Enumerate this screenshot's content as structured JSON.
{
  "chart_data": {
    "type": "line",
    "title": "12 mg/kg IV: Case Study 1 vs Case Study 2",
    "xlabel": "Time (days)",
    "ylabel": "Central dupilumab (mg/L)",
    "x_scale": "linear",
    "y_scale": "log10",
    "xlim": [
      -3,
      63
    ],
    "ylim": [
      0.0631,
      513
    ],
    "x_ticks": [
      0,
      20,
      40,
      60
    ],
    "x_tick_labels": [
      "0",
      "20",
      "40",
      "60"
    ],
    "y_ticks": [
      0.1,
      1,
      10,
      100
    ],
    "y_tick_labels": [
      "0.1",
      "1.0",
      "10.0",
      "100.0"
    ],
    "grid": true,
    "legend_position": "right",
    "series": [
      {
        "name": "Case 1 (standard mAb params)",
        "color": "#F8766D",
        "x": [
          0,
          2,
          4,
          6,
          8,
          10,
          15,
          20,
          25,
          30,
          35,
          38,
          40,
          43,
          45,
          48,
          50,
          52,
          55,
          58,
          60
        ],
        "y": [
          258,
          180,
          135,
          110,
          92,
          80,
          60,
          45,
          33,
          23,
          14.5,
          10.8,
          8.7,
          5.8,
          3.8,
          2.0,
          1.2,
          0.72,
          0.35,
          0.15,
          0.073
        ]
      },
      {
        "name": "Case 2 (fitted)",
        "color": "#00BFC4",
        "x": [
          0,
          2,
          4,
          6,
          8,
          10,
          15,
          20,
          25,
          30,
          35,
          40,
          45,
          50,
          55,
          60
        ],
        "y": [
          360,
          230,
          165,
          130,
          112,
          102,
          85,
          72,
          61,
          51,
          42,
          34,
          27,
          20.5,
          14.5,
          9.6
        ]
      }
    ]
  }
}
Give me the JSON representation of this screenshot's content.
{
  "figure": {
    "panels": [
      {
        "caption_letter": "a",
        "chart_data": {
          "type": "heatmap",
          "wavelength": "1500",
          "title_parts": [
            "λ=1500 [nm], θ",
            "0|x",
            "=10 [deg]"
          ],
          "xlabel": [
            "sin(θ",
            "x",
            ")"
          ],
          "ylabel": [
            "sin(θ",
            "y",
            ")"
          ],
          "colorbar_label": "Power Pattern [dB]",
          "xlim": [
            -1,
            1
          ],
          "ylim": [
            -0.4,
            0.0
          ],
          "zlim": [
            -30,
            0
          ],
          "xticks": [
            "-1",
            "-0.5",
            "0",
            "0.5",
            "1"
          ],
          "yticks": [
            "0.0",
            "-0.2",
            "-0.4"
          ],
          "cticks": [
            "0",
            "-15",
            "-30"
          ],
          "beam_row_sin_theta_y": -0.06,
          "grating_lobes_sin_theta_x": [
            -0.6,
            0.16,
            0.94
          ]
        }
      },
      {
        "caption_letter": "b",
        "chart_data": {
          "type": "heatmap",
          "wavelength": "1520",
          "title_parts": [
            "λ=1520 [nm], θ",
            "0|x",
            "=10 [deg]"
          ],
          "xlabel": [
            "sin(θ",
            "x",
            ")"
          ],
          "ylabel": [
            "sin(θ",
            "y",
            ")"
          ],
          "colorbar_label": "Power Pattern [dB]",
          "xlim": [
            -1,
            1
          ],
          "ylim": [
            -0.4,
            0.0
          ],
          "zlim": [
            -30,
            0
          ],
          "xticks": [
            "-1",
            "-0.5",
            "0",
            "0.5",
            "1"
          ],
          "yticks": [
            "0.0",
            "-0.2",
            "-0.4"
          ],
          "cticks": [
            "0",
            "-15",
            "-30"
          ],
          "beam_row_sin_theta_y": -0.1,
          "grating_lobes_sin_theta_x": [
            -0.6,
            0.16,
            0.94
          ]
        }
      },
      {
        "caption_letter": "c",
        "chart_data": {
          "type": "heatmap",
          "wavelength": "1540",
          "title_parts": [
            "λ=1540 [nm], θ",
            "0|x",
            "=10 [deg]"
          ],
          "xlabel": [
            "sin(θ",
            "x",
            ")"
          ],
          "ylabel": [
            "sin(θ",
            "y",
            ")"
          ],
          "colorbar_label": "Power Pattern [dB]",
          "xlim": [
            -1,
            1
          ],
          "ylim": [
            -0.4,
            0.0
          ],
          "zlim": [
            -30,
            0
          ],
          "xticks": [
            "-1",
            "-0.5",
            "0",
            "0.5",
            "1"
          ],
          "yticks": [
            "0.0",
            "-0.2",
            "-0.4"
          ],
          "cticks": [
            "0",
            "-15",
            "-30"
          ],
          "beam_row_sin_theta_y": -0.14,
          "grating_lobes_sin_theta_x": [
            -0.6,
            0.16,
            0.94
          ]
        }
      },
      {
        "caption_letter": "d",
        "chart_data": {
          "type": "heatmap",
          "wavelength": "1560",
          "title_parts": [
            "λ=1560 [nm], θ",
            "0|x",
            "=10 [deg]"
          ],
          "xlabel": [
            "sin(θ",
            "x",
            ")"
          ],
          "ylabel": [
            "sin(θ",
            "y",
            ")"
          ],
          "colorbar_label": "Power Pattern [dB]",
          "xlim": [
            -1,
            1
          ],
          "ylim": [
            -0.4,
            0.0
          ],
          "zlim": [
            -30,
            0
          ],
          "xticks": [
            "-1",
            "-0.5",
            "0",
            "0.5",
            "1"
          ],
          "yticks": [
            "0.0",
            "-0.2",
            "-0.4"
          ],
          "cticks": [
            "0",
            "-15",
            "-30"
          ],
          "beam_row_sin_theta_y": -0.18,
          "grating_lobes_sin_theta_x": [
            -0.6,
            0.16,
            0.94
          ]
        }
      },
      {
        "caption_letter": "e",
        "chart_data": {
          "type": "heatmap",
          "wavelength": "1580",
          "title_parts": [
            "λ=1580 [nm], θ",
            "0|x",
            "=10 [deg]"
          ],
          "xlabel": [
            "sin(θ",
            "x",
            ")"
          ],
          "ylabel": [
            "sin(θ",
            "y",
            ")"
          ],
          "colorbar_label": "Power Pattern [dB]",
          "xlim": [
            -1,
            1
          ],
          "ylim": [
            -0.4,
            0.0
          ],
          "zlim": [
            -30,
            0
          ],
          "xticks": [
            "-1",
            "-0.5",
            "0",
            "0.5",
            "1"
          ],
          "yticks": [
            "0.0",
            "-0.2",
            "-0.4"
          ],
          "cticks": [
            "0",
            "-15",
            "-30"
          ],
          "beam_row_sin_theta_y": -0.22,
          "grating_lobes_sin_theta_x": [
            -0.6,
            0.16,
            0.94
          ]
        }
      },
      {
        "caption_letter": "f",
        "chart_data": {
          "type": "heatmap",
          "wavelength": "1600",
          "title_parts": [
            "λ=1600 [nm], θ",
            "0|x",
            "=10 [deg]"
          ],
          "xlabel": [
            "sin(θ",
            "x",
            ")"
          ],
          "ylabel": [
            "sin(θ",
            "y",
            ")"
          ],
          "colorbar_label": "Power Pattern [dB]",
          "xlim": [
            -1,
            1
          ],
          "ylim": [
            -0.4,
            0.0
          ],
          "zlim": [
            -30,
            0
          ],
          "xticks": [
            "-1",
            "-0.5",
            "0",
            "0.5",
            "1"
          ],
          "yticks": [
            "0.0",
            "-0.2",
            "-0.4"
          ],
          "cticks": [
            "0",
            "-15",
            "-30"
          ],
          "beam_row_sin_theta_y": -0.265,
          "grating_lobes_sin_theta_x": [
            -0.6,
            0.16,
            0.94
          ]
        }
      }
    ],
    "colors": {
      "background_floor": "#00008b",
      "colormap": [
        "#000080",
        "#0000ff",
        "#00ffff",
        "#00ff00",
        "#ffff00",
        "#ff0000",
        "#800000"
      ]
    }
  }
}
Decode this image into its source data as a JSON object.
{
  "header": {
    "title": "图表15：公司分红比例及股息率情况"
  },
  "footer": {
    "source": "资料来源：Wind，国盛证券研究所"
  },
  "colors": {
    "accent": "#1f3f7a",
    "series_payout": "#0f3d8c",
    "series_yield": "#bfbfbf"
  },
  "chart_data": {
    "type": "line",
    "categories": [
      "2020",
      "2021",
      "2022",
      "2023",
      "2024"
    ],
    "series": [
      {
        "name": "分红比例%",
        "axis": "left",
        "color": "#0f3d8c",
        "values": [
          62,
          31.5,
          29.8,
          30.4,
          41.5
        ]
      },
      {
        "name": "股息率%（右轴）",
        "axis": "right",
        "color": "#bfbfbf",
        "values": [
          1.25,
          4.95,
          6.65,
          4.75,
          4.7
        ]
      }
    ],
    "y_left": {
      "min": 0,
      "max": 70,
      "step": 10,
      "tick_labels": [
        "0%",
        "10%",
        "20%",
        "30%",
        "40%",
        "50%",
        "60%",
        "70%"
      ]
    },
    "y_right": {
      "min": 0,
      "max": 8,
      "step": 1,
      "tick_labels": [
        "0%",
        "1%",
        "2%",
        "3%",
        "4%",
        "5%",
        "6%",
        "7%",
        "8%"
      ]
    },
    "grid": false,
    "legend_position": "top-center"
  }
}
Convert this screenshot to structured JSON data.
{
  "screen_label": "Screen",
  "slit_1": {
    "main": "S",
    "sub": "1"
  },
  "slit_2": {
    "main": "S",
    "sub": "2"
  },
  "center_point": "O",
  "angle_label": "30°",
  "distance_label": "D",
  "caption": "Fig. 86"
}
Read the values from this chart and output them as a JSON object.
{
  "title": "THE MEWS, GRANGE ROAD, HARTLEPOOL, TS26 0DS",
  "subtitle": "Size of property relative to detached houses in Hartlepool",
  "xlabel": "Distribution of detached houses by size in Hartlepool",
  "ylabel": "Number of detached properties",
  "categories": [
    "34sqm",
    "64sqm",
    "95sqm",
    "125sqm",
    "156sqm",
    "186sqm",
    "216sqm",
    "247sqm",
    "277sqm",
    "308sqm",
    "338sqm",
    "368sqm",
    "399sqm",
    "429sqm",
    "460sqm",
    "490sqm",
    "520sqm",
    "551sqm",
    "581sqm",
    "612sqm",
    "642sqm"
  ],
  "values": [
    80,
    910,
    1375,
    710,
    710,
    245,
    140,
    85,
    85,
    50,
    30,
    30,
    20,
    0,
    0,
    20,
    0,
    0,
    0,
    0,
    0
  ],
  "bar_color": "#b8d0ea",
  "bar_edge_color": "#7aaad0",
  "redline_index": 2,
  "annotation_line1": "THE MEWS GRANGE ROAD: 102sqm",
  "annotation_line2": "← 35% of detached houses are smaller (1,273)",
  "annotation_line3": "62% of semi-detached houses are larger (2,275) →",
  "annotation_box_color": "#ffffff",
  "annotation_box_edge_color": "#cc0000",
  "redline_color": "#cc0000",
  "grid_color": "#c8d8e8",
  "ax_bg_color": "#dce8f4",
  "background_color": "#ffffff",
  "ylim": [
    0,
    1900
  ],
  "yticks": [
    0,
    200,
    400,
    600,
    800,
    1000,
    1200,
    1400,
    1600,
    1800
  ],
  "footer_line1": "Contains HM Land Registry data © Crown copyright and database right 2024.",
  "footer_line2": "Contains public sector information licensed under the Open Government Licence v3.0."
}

· · ·

* [Aim of the exercise]:
Locate the word "Contains" in the entries, and copy every line where it is found.

* [The answer]:
  "footer_line1": "Contains HM Land Registry data © Crown copyright and database right 2024.",
  "footer_line2": "Contains public sector information licensed under the Open Government Licence v3.0."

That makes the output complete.